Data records
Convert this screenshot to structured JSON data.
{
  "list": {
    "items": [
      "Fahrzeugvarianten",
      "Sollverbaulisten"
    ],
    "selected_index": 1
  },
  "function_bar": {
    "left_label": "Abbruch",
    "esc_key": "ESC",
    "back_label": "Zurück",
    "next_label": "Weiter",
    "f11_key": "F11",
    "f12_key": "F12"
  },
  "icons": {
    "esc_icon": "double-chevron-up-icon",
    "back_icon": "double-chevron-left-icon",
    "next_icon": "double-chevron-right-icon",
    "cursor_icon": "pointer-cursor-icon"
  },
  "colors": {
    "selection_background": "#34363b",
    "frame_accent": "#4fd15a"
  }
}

● TASK STATEMENT
Retype all the records, matching them exactly.

● SOLVED PROBLEM
Convert this screenshot to structured JSON data.
{
  "list": {
    "items": [
      "Fahrzeugvarianten",
      "Sollverbaulisten"
    ],
    "selected_index": 1
  },
  "function_bar": {
    "left_label": "Abbruch",
    "esc_key": "ESC",
    "back_label": "Zurück",
    "next_label": "Weiter",
    "f11_key": "F11",
    "f12_key": "F12"
  },
  "icons": {
    "esc_icon": "double-chevron-up-icon",
    "back_icon": "double-chevron-left-icon",
    "next_icon": "double-chevron-right-icon",
    "cursor_icon": "pointer-cursor-icon"
  },
  "colors": {
    "selection_background": "#34363b",
    "frame_accent": "#4fd15a"
  }
}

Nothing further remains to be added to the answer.